Task description. Below are some records; repeat them all exactly, minus the pictures.

-- begin Data for this exercise --

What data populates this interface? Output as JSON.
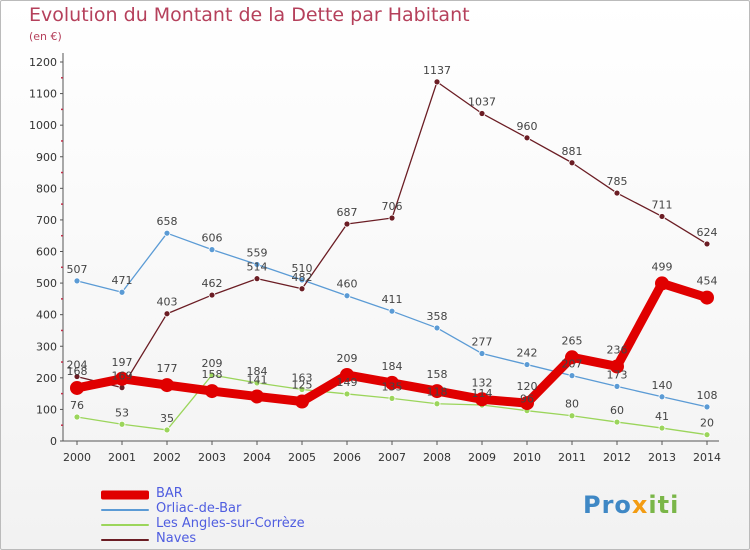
{
  "title": "Evolution du Montant de la Dette par Habitant",
  "unit_note": "(en €)",
  "logo": {
    "part1": "Pro",
    "part2": "x",
    "part3": "iti"
  },
  "chart_data": {
    "type": "line",
    "title": "Evolution du Montant de la Dette par Habitant",
    "ylabel": "(en €)",
    "ylim": [
      0,
      1200
    ],
    "yticks": [
      0,
      100,
      200,
      300,
      400,
      500,
      600,
      700,
      800,
      900,
      1000,
      1100,
      1200
    ],
    "x": [
      "2000",
      "2001",
      "2002",
      "2003",
      "2004",
      "2005",
      "2006",
      "2007",
      "2008",
      "2009",
      "2010",
      "2011",
      "2012",
      "2013",
      "2014"
    ],
    "grid": false,
    "legend_position": "bottom-left",
    "series": [
      {
        "name": "BAR",
        "color": "#e00000",
        "values": [
          168,
          197,
          177,
          158,
          141,
          125,
          209,
          184,
          158,
          132,
          120,
          265,
          236,
          499,
          454
        ]
      },
      {
        "name": "Orliac-de-Bar",
        "color": "#5b9bd5",
        "values": [
          507,
          471,
          658,
          606,
          559,
          510,
          460,
          411,
          358,
          277,
          242,
          207,
          173,
          140,
          108
        ]
      },
      {
        "name": "Les Angles-sur-Corrèze",
        "color": "#9bd55b",
        "values": [
          76,
          53,
          35,
          209,
          184,
          163,
          149,
          135,
          118,
          114,
          96,
          80,
          60,
          41,
          20
        ]
      },
      {
        "name": "Naves",
        "color": "#6b1d24",
        "values": [
          204,
          169,
          403,
          462,
          514,
          482,
          687,
          706,
          1137,
          1037,
          960,
          881,
          785,
          711,
          624
        ]
      }
    ]
  }
}
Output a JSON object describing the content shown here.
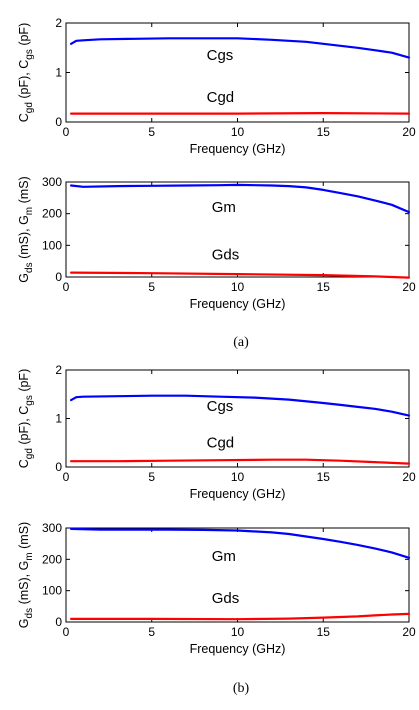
{
  "chart_data": [
    {
      "type": "line",
      "panel": "a-top",
      "xlabel": "Frequency (GHz)",
      "ylabel": {
        "parts": [
          [
            "C",
            ""
          ],
          [
            "gd",
            "sub"
          ],
          [
            " (pF), C",
            ""
          ],
          [
            "gs",
            "sub"
          ],
          [
            " (pF)",
            ""
          ]
        ]
      },
      "xlim": [
        0,
        20
      ],
      "ylim": [
        0,
        2
      ],
      "xticks": [
        "0",
        "5",
        "10",
        "15",
        "20"
      ],
      "yticks": [
        "0",
        "1",
        "2"
      ],
      "series": [
        {
          "name": "Cgs",
          "color": "#0000ff",
          "x": [
            0.3,
            0.6,
            1,
            2,
            4,
            6,
            8,
            10,
            12,
            14,
            15,
            16,
            17,
            18,
            19,
            20
          ],
          "y": [
            1.58,
            1.64,
            1.65,
            1.67,
            1.68,
            1.69,
            1.69,
            1.69,
            1.66,
            1.62,
            1.58,
            1.54,
            1.5,
            1.45,
            1.4,
            1.3
          ]
        },
        {
          "name": "Cgd",
          "color": "#ff0000",
          "x": [
            0.3,
            5,
            10,
            15,
            20
          ],
          "y": [
            0.17,
            0.17,
            0.17,
            0.18,
            0.17
          ]
        }
      ],
      "annotations": [
        {
          "text": "Cgs",
          "x": 8.2,
          "y": 1.25
        },
        {
          "text": "Cgd",
          "x": 8.2,
          "y": 0.4
        }
      ]
    },
    {
      "type": "line",
      "panel": "a-bottom",
      "xlabel": "Frequency (GHz)",
      "ylabel": {
        "parts": [
          [
            "G",
            ""
          ],
          [
            "ds",
            "sub"
          ],
          [
            " (mS), G",
            ""
          ],
          [
            "m",
            "sub"
          ],
          [
            " (mS)",
            ""
          ]
        ]
      },
      "xlim": [
        0,
        20
      ],
      "ylim": [
        0,
        300
      ],
      "xticks": [
        "0",
        "5",
        "10",
        "15",
        "20"
      ],
      "yticks": [
        "0",
        "100",
        "200",
        "300"
      ],
      "series": [
        {
          "name": "Gm",
          "color": "#0000ff",
          "x": [
            0.3,
            1,
            3,
            5,
            7,
            9,
            10,
            11,
            12,
            13,
            14,
            15,
            16,
            17,
            18,
            19,
            20
          ],
          "y": [
            289,
            285,
            287,
            288,
            289,
            290,
            291,
            290,
            289,
            287,
            283,
            275,
            265,
            255,
            242,
            228,
            205
          ]
        },
        {
          "name": "Gds",
          "color": "#ff0000",
          "x": [
            0.3,
            5,
            10,
            15,
            18,
            19,
            20
          ],
          "y": [
            14,
            12,
            9,
            6,
            2,
            0,
            -2
          ]
        }
      ],
      "annotations": [
        {
          "text": "Gm",
          "x": 8.5,
          "y": 205
        },
        {
          "text": "Gds",
          "x": 8.5,
          "y": 55
        }
      ]
    },
    {
      "type": "line",
      "panel": "b-top",
      "xlabel": "Frequency (GHz)",
      "ylabel": {
        "parts": [
          [
            "C",
            ""
          ],
          [
            "gd",
            "sub"
          ],
          [
            " (pF), C",
            ""
          ],
          [
            "gs",
            "sub"
          ],
          [
            " (pF)",
            ""
          ]
        ]
      },
      "xlim": [
        0,
        20
      ],
      "ylim": [
        0,
        2
      ],
      "xticks": [
        "0",
        "5",
        "10",
        "15",
        "20"
      ],
      "yticks": [
        "0",
        "1",
        "2"
      ],
      "series": [
        {
          "name": "Cgs",
          "color": "#0000ff",
          "x": [
            0.3,
            0.6,
            1,
            3,
            5,
            7,
            9,
            11,
            13,
            15,
            16,
            17,
            18,
            19,
            20
          ],
          "y": [
            1.38,
            1.44,
            1.45,
            1.46,
            1.47,
            1.47,
            1.45,
            1.43,
            1.39,
            1.32,
            1.28,
            1.24,
            1.2,
            1.14,
            1.06
          ]
        },
        {
          "name": "Cgd",
          "color": "#ff0000",
          "x": [
            0.3,
            3,
            6,
            9,
            12,
            14,
            16,
            18,
            20
          ],
          "y": [
            0.12,
            0.12,
            0.13,
            0.14,
            0.15,
            0.15,
            0.13,
            0.1,
            0.07
          ]
        }
      ],
      "annotations": [
        {
          "text": "Cgs",
          "x": 8.2,
          "y": 1.15
        },
        {
          "text": "Cgd",
          "x": 8.2,
          "y": 0.4
        }
      ]
    },
    {
      "type": "line",
      "panel": "b-bottom",
      "xlabel": "Frequency (GHz)",
      "ylabel": {
        "parts": [
          [
            "G",
            ""
          ],
          [
            "ds",
            "sub"
          ],
          [
            " (mS), G",
            ""
          ],
          [
            "m",
            "sub"
          ],
          [
            " (mS)",
            ""
          ]
        ]
      },
      "xlim": [
        0,
        20
      ],
      "ylim": [
        0,
        300
      ],
      "xticks": [
        "0",
        "5",
        "10",
        "15",
        "20"
      ],
      "yticks": [
        "0",
        "100",
        "200",
        "300"
      ],
      "series": [
        {
          "name": "Gm",
          "color": "#0000ff",
          "x": [
            0.3,
            2,
            4,
            6,
            8,
            10,
            12,
            13,
            14,
            15,
            16,
            17,
            18,
            19,
            20
          ],
          "y": [
            297,
            295,
            295,
            295,
            294,
            292,
            286,
            281,
            273,
            265,
            256,
            246,
            235,
            222,
            205
          ]
        },
        {
          "name": "Gds",
          "color": "#ff0000",
          "x": [
            0.3,
            5,
            10,
            13,
            15,
            17,
            18,
            19,
            20
          ],
          "y": [
            10,
            10,
            9,
            11,
            14,
            18,
            21,
            24,
            26
          ]
        }
      ],
      "annotations": [
        {
          "text": "Gm",
          "x": 8.5,
          "y": 195
        },
        {
          "text": "Gds",
          "x": 8.5,
          "y": 60
        }
      ]
    }
  ],
  "captions": [
    "(a)",
    "(b)"
  ]
}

-- end Data for this exercise --

Full output.
What data populates this interface? Output as JSON.
{
  "title": "Evolution du Montant de la Dette par Habitant",
  "unit_note": "(en €)",
  "logo": {
    "part1": "Pro",
    "part2": "x",
    "part3": "iti"
  },
  "chart_data": {
    "type": "line",
    "title": "Evolution du Montant de la Dette par Habitant",
    "ylabel": "(en €)",
    "ylim": [
      0,
      1200
    ],
    "yticks": [
      0,
      100,
      200,
      300,
      400,
      500,
      600,
      700,
      800,
      900,
      1000,
      1100,
      1200
    ],
    "x": [
      "2000",
      "2001",
      "2002",
      "2003",
      "2004",
      "2005",
      "2006",
      "2007",
      "2008",
      "2009",
      "2010",
      "2011",
      "2012",
      "2013",
      "2014"
    ],
    "grid": false,
    "legend_position": "bottom-left",
    "series": [
      {
        "name": "BAR",
        "color": "#e00000",
        "values": [
          168,
          197,
          177,
          158,
          141,
          125,
          209,
          184,
          158,
          132,
          120,
          265,
          236,
          499,
          454
        ]
      },
      {
        "name": "Orliac-de-Bar",
        "color": "#5b9bd5",
        "values": [
          507,
          471,
          658,
          606,
          559,
          510,
          460,
          411,
          358,
          277,
          242,
          207,
          173,
          140,
          108
        ]
      },
      {
        "name": "Les Angles-sur-Corrèze",
        "color": "#9bd55b",
        "values": [
          76,
          53,
          35,
          209,
          184,
          163,
          149,
          135,
          118,
          114,
          96,
          80,
          60,
          41,
          20
        ]
      },
      {
        "name": "Naves",
        "color": "#6b1d24",
        "values": [
          204,
          169,
          403,
          462,
          514,
          482,
          687,
          706,
          1137,
          1037,
          960,
          881,
          785,
          711,
          624
        ]
      }
    ]
  }
}
Output a JSON object describing the content shown here.
{
  "chart_data": [
    {
      "type": "line",
      "panel": "a-top",
      "xlabel": "Frequency (GHz)",
      "ylabel": {
        "parts": [
          [
            "C",
            ""
          ],
          [
            "gd",
            "sub"
          ],
          [
            " (pF), C",
            ""
          ],
          [
            "gs",
            "sub"
          ],
          [
            " (pF)",
            ""
          ]
        ]
      },
      "xlim": [
        0,
        20
      ],
      "ylim": [
        0,
        2
      ],
      "xticks": [
        "0",
        "5",
        "10",
        "15",
        "20"
      ],
      "yticks": [
        "0",
        "1",
        "2"
      ],
      "series": [
        {
          "name": "Cgs",
          "color": "#0000ff",
          "x": [
            0.3,
            0.6,
            1,
            2,
            4,
            6,
            8,
            10,
            12,
            14,
            15,
            16,
            17,
            18,
            19,
            20
          ],
          "y": [
            1.58,
            1.64,
            1.65,
            1.67,
            1.68,
            1.69,
            1.69,
            1.69,
            1.66,
            1.62,
            1.58,
            1.54,
            1.5,
            1.45,
            1.4,
            1.3
          ]
        },
        {
          "name": "Cgd",
          "color": "#ff0000",
          "x": [
            0.3,
            5,
            10,
            15,
            20
          ],
          "y": [
            0.17,
            0.17,
            0.17,
            0.18,
            0.17
          ]
        }
      ],
      "annotations": [
        {
          "text": "Cgs",
          "x": 8.2,
          "y": 1.25
        },
        {
          "text": "Cgd",
          "x": 8.2,
          "y": 0.4
        }
      ]
    },
    {
      "type": "line",
      "panel": "a-bottom",
      "xlabel": "Frequency (GHz)",
      "ylabel": {
        "parts": [
          [
            "G",
            ""
          ],
          [
            "ds",
            "sub"
          ],
          [
            " (mS), G",
            ""
          ],
          [
            "m",
            "sub"
          ],
          [
            " (mS)",
            ""
          ]
        ]
      },
      "xlim": [
        0,
        20
      ],
      "ylim": [
        0,
        300
      ],
      "xticks": [
        "0",
        "5",
        "10",
        "15",
        "20"
      ],
      "yticks": [
        "0",
        "100",
        "200",
        "300"
      ],
      "series": [
        {
          "name": "Gm",
          "color": "#0000ff",
          "x": [
            0.3,
            1,
            3,
            5,
            7,
            9,
            10,
            11,
            12,
            13,
            14,
            15,
            16,
            17,
            18,
            19,
            20
          ],
          "y": [
            289,
            285,
            287,
            288,
            289,
            290,
            291,
            290,
            289,
            287,
            283,
            275,
            265,
            255,
            242,
            228,
            205
          ]
        },
        {
          "name": "Gds",
          "color": "#ff0000",
          "x": [
            0.3,
            5,
            10,
            15,
            18,
            19,
            20
          ],
          "y": [
            14,
            12,
            9,
            6,
            2,
            0,
            -2
          ]
        }
      ],
      "annotations": [
        {
          "text": "Gm",
          "x": 8.5,
          "y": 205
        },
        {
          "text": "Gds",
          "x": 8.5,
          "y": 55
        }
      ]
    },
    {
      "type": "line",
      "panel": "b-top",
      "xlabel": "Frequency (GHz)",
      "ylabel": {
        "parts": [
          [
            "C",
            ""
          ],
          [
            "gd",
            "sub"
          ],
          [
            " (pF), C",
            ""
          ],
          [
            "gs",
            "sub"
          ],
          [
            " (pF)",
            ""
          ]
        ]
      },
      "xlim": [
        0,
        20
      ],
      "ylim": [
        0,
        2
      ],
      "xticks": [
        "0",
        "5",
        "10",
        "15",
        "20"
      ],
      "yticks": [
        "0",
        "1",
        "2"
      ],
      "series": [
        {
          "name": "Cgs",
          "color": "#0000ff",
          "x": [
            0.3,
            0.6,
            1,
            3,
            5,
            7,
            9,
            11,
            13,
            15,
            16,
            17,
            18,
            19,
            20
          ],
          "y": [
            1.38,
            1.44,
            1.45,
            1.46,
            1.47,
            1.47,
            1.45,
            1.43,
            1.39,
            1.32,
            1.28,
            1.24,
            1.2,
            1.14,
            1.06
          ]
        },
        {
          "name": "Cgd",
          "color": "#ff0000",
          "x": [
            0.3,
            3,
            6,
            9,
            12,
            14,
            16,
            18,
            20
          ],
          "y": [
            0.12,
            0.12,
            0.13,
            0.14,
            0.15,
            0.15,
            0.13,
            0.1,
            0.07
          ]
        }
      ],
      "annotations": [
        {
          "text": "Cgs",
          "x": 8.2,
          "y": 1.15
        },
        {
          "text": "Cgd",
          "x": 8.2,
          "y": 0.4
        }
      ]
    },
    {
      "type": "line",
      "panel": "b-bottom",
      "xlabel": "Frequency (GHz)",
      "ylabel": {
        "parts": [
          [
            "G",
            ""
          ],
          [
            "ds",
            "sub"
          ],
          [
            " (mS), G",
            ""
          ],
          [
            "m",
            "sub"
          ],
          [
            " (mS)",
            ""
          ]
        ]
      },
      "xlim": [
        0,
        20
      ],
      "ylim": [
        0,
        300
      ],
      "xticks": [
        "0",
        "5",
        "10",
        "15",
        "20"
      ],
      "yticks": [
        "0",
        "100",
        "200",
        "300"
      ],
      "series": [
        {
          "name": "Gm",
          "color": "#0000ff",
          "x": [
            0.3,
            2,
            4,
            6,
            8,
            10,
            12,
            13,
            14,
            15,
            16,
            17,
            18,
            19,
            20
          ],
          "y": [
            297,
            295,
            295,
            295,
            294,
            292,
            286,
            281,
            273,
            265,
            256,
            246,
            235,
            222,
            205
          ]
        },
        {
          "name": "Gds",
          "color": "#ff0000",
          "x": [
            0.3,
            5,
            10,
            13,
            15,
            17,
            18,
            19,
            20
          ],
          "y": [
            10,
            10,
            9,
            11,
            14,
            18,
            21,
            24,
            26
          ]
        }
      ],
      "annotations": [
        {
          "text": "Gm",
          "x": 8.5,
          "y": 195
        },
        {
          "text": "Gds",
          "x": 8.5,
          "y": 60
        }
      ]
    }
  ],
  "captions": [
    "(a)",
    "(b)"
  ]
}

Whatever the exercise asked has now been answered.